**Saved entries**.
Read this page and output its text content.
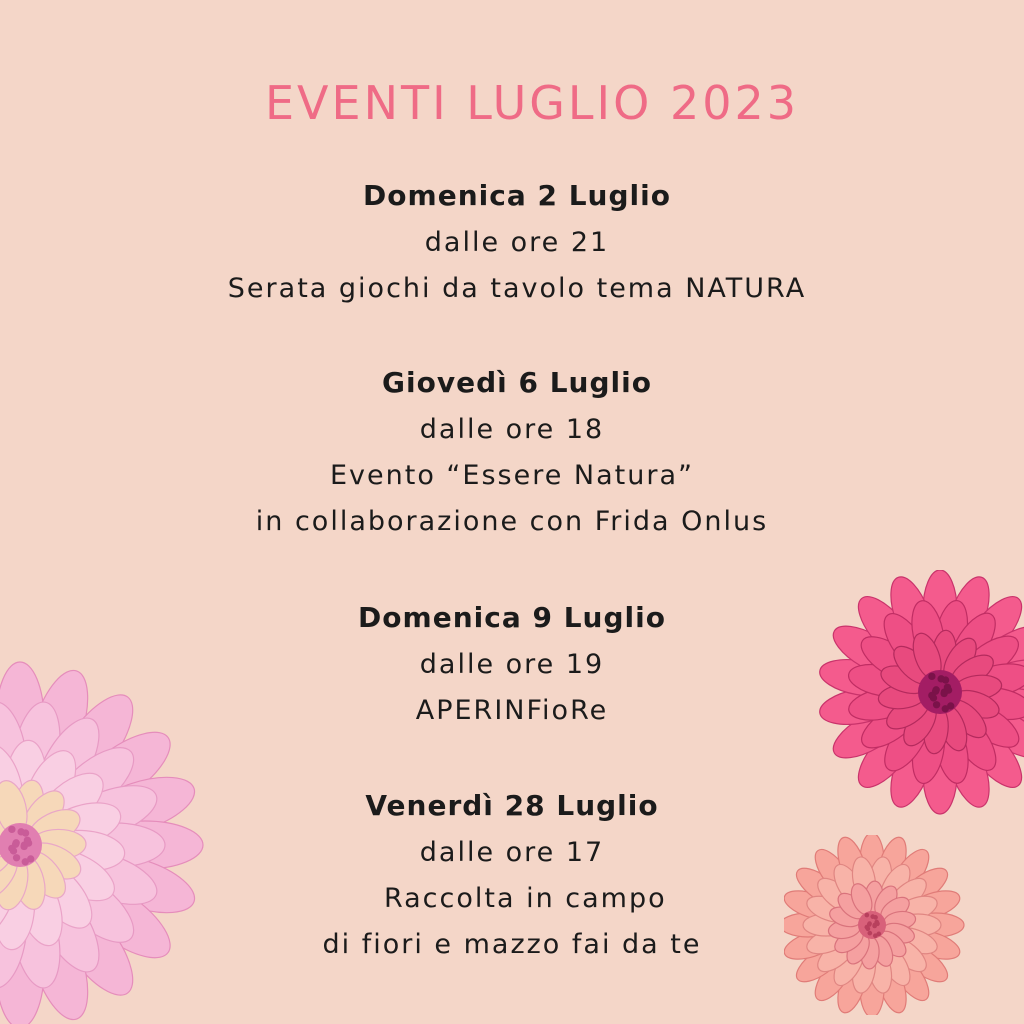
EVENTI LUGLIO 2023
Domenica 2 Luglio
dalle ore 21
Serata giochi da tavolo tema NATURA
Giovedì 6 Luglio
dalle ore 18
Evento “Essere Natura”
in collaborazione con Frida Onlus
Domenica 9 Luglio
dalle ore 19
APERINFioRe
Venerdì 28 Luglio
dalle ore 17
Raccolta in campo
di fiori e mazzo fai da te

**EXERCISE DIRECTIONS**.
Copy the material shown above in full and exactly. Skip the pictures.

**REPLY TO THE TASK**.
Read this page and output its text content.
EVENTI LUGLIO 2023
Domenica 2 Luglio
dalle ore 21
Serata giochi da tavolo tema NATURA
Giovedì 6 Luglio
dalle ore 18
Evento “Essere Natura”
in collaborazione con Frida Onlus
Domenica 9 Luglio
dalle ore 19
APERINFioRe
Venerdì 28 Luglio
dalle ore 17
Raccolta in campo
di fiori e mazzo fai da te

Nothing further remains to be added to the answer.